◆ **WHAT IS REQUIRED**:
Copy every record below exactly.

◆ **EXTRACTED RECORDS**:

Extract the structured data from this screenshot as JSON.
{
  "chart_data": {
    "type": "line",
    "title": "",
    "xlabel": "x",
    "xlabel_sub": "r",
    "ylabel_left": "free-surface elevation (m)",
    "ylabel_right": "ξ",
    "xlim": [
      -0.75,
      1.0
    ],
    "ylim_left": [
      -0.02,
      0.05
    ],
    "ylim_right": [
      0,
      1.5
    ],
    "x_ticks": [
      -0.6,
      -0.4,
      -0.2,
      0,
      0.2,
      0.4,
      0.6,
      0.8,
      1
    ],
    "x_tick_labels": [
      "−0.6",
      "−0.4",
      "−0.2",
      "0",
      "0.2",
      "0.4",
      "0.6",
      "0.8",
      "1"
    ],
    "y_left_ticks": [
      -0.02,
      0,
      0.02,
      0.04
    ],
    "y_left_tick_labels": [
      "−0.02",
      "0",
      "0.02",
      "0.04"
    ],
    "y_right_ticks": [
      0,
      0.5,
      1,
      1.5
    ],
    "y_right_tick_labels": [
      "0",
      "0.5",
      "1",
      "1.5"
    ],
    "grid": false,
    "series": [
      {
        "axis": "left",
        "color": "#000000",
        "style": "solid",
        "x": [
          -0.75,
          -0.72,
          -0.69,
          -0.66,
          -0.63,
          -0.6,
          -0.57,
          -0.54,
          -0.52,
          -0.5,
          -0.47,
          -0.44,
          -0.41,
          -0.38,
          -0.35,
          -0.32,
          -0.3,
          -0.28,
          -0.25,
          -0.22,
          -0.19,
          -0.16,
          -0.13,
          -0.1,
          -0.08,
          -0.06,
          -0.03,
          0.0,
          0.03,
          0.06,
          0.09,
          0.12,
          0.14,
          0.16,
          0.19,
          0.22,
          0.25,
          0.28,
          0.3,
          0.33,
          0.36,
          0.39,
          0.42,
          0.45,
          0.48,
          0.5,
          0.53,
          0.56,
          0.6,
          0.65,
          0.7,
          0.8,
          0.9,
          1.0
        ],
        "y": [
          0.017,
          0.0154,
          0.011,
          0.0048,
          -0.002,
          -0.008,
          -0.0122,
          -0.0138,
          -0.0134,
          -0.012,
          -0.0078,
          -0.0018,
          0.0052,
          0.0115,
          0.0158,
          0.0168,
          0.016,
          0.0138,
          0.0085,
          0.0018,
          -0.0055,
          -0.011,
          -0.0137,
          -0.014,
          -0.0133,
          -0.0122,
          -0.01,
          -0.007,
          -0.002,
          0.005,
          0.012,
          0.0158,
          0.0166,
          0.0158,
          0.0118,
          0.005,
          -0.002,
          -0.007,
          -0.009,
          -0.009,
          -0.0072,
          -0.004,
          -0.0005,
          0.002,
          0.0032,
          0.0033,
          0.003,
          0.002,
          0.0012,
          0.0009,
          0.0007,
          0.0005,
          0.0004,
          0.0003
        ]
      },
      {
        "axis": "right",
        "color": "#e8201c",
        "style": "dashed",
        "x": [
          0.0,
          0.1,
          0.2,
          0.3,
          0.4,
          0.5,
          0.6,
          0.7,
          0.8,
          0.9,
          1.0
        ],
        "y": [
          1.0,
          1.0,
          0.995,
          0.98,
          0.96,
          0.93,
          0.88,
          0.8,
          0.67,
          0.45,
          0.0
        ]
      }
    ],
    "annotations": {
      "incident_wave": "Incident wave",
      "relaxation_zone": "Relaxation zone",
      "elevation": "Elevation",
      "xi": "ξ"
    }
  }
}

◆ **RESPONSE TO THE EXERCISE**:
Extract the structured data from this screenshot as JSON.
{
  "chart_data": {
    "type": "line",
    "title": "",
    "xlabel": "x",
    "xlabel_sub": "r",
    "ylabel_left": "free-surface elevation (m)",
    "ylabel_right": "ξ",
    "xlim": [
      -0.75,
      1.0
    ],
    "ylim_left": [
      -0.02,
      0.05
    ],
    "ylim_right": [
      0,
      1.5
    ],
    "x_ticks": [
      -0.6,
      -0.4,
      -0.2,
      0,
      0.2,
      0.4,
      0.6,
      0.8,
      1
    ],
    "x_tick_labels": [
      "−0.6",
      "−0.4",
      "−0.2",
      "0",
      "0.2",
      "0.4",
      "0.6",
      "0.8",
      "1"
    ],
    "y_left_ticks": [
      -0.02,
      0,
      0.02,
      0.04
    ],
    "y_left_tick_labels": [
      "−0.02",
      "0",
      "0.02",
      "0.04"
    ],
    "y_right_ticks": [
      0,
      0.5,
      1,
      1.5
    ],
    "y_right_tick_labels": [
      "0",
      "0.5",
      "1",
      "1.5"
    ],
    "grid": false,
    "series": [
      {
        "axis": "left",
        "color": "#000000",
        "style": "solid",
        "x": [
          -0.75,
          -0.72,
          -0.69,
          -0.66,
          -0.63,
          -0.6,
          -0.57,
          -0.54,
          -0.52,
          -0.5,
          -0.47,
          -0.44,
          -0.41,
          -0.38,
          -0.35,
          -0.32,
          -0.3,
          -0.28,
          -0.25,
          -0.22,
          -0.19,
          -0.16,
          -0.13,
          -0.1,
          -0.08,
          -0.06,
          -0.03,
          0.0,
          0.03,
          0.06,
          0.09,
          0.12,
          0.14,
          0.16,
          0.19,
          0.22,
          0.25,
          0.28,
          0.3,
          0.33,
          0.36,
          0.39,
          0.42,
          0.45,
          0.48,
          0.5,
          0.53,
          0.56,
          0.6,
          0.65,
          0.7,
          0.8,
          0.9,
          1.0
        ],
        "y": [
          0.017,
          0.0154,
          0.011,
          0.0048,
          -0.002,
          -0.008,
          -0.0122,
          -0.0138,
          -0.0134,
          -0.012,
          -0.0078,
          -0.0018,
          0.0052,
          0.0115,
          0.0158,
          0.0168,
          0.016,
          0.0138,
          0.0085,
          0.0018,
          -0.0055,
          -0.011,
          -0.0137,
          -0.014,
          -0.0133,
          -0.0122,
          -0.01,
          -0.007,
          -0.002,
          0.005,
          0.012,
          0.0158,
          0.0166,
          0.0158,
          0.0118,
          0.005,
          -0.002,
          -0.007,
          -0.009,
          -0.009,
          -0.0072,
          -0.004,
          -0.0005,
          0.002,
          0.0032,
          0.0033,
          0.003,
          0.002,
          0.0012,
          0.0009,
          0.0007,
          0.0005,
          0.0004,
          0.0003
        ]
      },
      {
        "axis": "right",
        "color": "#e8201c",
        "style": "dashed",
        "x": [
          0.0,
          0.1,
          0.2,
          0.3,
          0.4,
          0.5,
          0.6,
          0.7,
          0.8,
          0.9,
          1.0
        ],
        "y": [
          1.0,
          1.0,
          0.995,
          0.98,
          0.96,
          0.93,
          0.88,
          0.8,
          0.67,
          0.45,
          0.0
        ]
      }
    ],
    "annotations": {
      "incident_wave": "Incident wave",
      "relaxation_zone": "Relaxation zone",
      "elevation": "Elevation",
      "xi": "ξ"
    }
  }
}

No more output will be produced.